SET EXERCISE: Gather all lines from the material that contain the word "因为x²".

RECORDS:
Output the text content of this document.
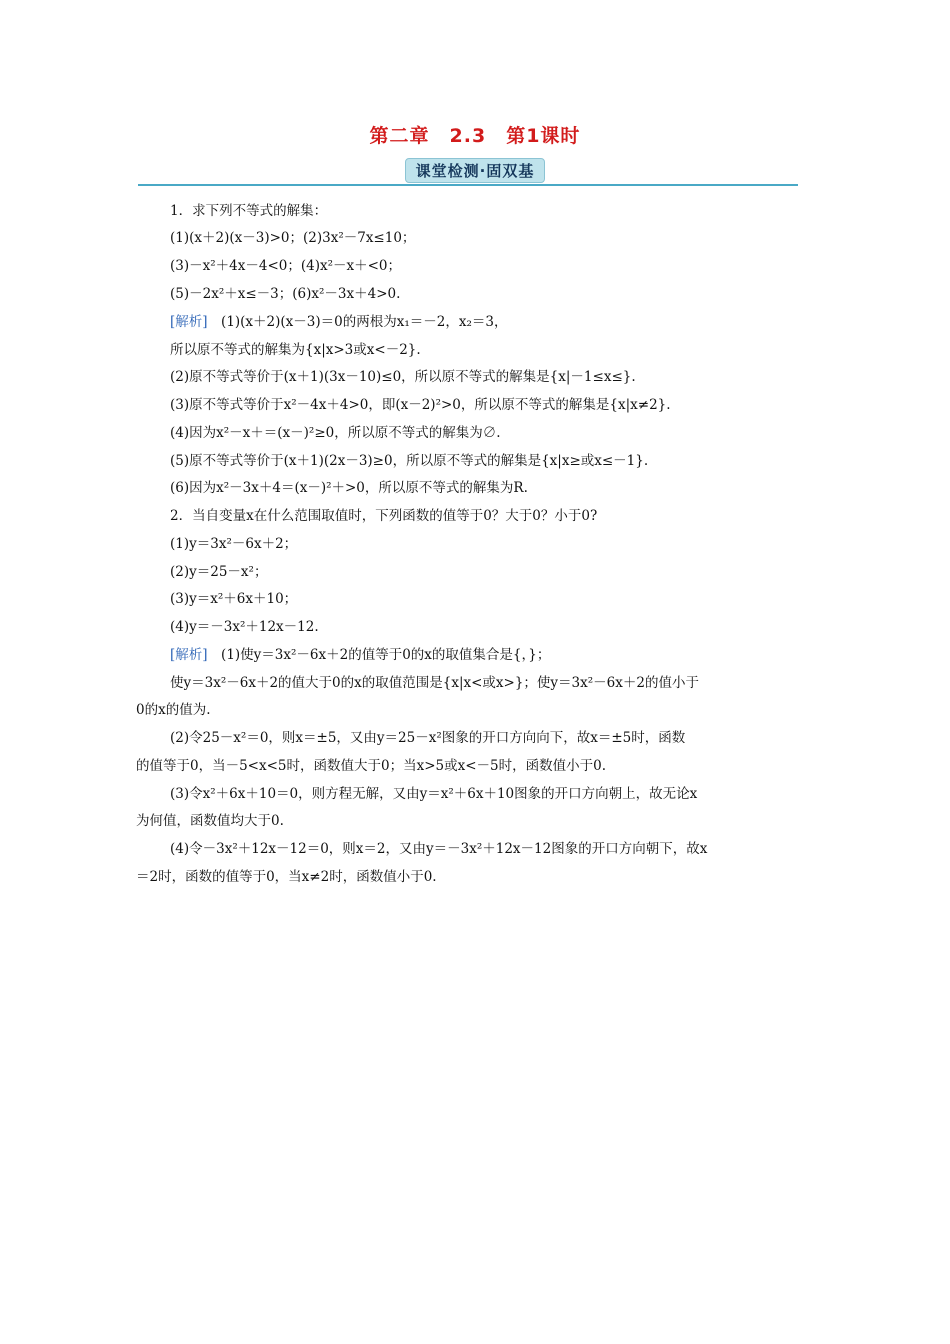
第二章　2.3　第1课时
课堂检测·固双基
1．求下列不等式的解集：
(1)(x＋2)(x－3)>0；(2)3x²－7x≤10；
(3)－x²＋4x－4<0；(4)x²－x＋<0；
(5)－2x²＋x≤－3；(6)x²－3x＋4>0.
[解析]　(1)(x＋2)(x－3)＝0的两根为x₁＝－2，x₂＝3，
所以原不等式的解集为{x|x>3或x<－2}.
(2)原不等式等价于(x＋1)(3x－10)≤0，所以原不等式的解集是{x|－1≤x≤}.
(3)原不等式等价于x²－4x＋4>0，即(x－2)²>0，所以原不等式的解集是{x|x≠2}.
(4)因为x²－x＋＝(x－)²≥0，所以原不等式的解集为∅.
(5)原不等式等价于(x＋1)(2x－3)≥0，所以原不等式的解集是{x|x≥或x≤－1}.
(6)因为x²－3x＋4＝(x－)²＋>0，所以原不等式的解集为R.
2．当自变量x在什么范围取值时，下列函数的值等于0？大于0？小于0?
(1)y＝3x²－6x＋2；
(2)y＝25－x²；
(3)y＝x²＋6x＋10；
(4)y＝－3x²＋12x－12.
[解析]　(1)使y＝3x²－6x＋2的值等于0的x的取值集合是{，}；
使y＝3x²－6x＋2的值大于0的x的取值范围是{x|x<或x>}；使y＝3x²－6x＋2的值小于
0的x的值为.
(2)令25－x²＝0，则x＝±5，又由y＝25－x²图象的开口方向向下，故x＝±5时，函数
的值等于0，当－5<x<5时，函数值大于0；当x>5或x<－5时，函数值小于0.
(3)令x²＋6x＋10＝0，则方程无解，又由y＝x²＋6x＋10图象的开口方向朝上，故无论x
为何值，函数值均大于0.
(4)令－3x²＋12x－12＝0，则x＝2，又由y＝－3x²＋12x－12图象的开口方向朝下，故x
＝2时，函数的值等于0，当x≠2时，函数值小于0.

WRITTEN ANSWER:
(4)因为x²－x＋＝(x－)²≥0，所以原不等式的解集为∅.
(6)因为x²－3x＋4＝(x－)²＋>0，所以原不等式的解集为R.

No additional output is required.